Your goal: Output, please, every line from the line that holds "Transcribe this image's" to the end, exactly as written.

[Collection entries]
════════════════════

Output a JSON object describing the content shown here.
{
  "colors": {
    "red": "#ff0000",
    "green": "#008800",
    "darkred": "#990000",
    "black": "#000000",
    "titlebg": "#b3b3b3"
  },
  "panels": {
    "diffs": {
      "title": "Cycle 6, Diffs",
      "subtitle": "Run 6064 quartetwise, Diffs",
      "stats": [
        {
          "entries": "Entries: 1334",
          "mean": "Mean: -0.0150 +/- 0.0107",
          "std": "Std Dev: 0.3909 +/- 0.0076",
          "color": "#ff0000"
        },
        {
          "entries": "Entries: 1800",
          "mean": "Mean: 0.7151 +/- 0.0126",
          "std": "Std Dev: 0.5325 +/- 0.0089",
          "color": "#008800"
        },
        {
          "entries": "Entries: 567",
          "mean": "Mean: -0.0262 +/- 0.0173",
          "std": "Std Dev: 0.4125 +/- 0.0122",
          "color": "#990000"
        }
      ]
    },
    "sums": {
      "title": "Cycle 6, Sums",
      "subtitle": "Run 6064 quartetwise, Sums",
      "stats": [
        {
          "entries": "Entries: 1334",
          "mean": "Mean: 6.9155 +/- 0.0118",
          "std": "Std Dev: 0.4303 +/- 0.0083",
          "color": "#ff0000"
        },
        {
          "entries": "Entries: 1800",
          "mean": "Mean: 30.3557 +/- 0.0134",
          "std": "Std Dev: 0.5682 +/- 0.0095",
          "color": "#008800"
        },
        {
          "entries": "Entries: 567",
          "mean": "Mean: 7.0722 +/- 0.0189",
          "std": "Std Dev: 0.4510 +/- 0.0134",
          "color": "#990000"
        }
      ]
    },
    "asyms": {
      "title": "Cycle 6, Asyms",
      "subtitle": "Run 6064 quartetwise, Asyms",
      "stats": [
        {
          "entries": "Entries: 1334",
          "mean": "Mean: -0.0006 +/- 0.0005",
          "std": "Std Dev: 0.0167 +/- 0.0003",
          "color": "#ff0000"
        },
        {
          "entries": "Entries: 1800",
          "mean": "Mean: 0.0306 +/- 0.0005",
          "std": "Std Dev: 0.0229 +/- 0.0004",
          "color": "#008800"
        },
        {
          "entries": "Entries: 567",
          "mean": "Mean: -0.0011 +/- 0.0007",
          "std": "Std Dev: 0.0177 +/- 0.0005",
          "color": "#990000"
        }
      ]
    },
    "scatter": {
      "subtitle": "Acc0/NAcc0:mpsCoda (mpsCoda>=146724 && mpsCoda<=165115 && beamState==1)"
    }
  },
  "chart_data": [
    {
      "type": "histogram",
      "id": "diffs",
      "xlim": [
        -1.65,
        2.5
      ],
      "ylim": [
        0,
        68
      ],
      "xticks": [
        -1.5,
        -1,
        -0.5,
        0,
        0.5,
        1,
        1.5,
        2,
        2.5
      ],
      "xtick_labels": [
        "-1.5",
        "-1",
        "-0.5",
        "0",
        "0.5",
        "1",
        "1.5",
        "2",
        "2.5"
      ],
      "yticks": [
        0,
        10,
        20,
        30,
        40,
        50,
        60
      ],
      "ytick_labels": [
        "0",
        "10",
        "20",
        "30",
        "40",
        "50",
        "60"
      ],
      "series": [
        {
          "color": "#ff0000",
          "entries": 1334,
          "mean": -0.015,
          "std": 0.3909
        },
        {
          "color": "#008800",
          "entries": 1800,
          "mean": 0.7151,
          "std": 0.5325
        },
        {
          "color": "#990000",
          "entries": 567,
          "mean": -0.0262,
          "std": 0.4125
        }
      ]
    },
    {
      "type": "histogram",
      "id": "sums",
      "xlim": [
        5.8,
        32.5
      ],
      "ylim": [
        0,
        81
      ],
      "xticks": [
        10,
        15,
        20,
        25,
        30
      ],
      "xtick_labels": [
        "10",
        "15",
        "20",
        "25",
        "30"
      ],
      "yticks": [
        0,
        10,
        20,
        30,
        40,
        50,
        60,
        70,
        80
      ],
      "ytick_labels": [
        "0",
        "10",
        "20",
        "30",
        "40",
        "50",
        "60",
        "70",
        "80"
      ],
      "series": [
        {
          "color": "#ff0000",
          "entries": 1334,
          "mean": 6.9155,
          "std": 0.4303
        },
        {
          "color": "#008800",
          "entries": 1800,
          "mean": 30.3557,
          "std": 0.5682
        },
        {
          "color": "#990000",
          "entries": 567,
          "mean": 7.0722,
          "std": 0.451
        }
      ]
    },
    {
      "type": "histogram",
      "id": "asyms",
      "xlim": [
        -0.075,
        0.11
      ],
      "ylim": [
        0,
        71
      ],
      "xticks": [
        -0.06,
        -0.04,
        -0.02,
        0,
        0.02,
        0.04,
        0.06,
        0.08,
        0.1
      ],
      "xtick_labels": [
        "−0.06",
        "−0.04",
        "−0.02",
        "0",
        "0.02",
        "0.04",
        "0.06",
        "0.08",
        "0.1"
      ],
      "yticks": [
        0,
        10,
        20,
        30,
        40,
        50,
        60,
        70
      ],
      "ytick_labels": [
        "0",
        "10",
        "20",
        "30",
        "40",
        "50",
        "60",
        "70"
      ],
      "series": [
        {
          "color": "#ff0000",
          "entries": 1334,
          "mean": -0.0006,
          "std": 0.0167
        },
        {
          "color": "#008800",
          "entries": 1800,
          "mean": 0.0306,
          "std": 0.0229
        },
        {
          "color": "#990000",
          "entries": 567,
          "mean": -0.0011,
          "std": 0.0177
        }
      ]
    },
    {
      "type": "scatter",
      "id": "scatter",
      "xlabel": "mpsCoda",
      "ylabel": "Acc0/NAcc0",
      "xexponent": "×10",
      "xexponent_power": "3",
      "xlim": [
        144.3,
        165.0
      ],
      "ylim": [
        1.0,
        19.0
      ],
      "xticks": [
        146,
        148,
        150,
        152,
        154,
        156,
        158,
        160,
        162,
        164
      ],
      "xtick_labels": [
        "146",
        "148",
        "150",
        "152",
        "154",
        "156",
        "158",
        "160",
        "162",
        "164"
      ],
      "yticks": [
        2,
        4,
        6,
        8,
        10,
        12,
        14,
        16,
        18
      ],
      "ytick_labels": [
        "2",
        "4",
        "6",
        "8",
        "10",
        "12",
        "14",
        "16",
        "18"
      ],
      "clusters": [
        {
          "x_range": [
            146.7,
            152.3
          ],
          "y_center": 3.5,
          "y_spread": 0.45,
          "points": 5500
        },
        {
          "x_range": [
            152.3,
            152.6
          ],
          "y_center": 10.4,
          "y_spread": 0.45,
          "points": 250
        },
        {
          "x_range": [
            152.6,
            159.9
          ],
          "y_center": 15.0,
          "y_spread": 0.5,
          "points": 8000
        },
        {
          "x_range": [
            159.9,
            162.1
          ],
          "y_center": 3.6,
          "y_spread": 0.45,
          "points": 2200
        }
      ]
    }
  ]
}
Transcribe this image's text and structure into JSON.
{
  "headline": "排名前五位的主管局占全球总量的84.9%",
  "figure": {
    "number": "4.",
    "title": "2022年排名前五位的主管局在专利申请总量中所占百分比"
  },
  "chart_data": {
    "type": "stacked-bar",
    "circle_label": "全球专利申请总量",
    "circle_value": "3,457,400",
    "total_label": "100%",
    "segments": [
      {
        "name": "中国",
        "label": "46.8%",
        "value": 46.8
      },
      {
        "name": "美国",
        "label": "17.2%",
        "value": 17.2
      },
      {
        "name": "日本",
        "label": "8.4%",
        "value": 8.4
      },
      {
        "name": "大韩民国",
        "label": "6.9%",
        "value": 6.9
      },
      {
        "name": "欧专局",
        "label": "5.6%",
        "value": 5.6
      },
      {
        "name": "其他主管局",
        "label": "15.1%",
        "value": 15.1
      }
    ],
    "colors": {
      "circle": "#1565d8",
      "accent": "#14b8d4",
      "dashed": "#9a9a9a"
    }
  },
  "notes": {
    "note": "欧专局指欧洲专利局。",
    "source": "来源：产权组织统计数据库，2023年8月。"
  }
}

════════════════════

Written reply:
Transcribe this image's text and structure into JSON.
{
  "headline": "排名前五位的主管局占全球总量的84.9%",
  "figure": {
    "number": "4.",
    "title": "2022年排名前五位的主管局在专利申请总量中所占百分比"
  },
  "chart_data": {
    "type": "stacked-bar",
    "circle_label": "全球专利申请总量",
    "circle_value": "3,457,400",
    "total_label": "100%",
    "segments": [
      {
        "name": "中国",
        "label": "46.8%",
        "value": 46.8
      },
      {
        "name": "美国",
        "label": "17.2%",
        "value": 17.2
      },
      {
        "name": "日本",
        "label": "8.4%",
        "value": 8.4
      },
      {
        "name": "大韩民国",
        "label": "6.9%",
        "value": 6.9
      },
      {
        "name": "欧专局",
        "label": "5.6%",
        "value": 5.6
      },
      {
        "name": "其他主管局",
        "label": "15.1%",
        "value": 15.1
      }
    ],
    "colors": {
      "circle": "#1565d8",
      "accent": "#14b8d4",
      "dashed": "#9a9a9a"
    }
  },
  "notes": {
    "note": "欧专局指欧洲专利局。",
    "source": "来源：产权组织统计数据库，2023年8月。"
  }
}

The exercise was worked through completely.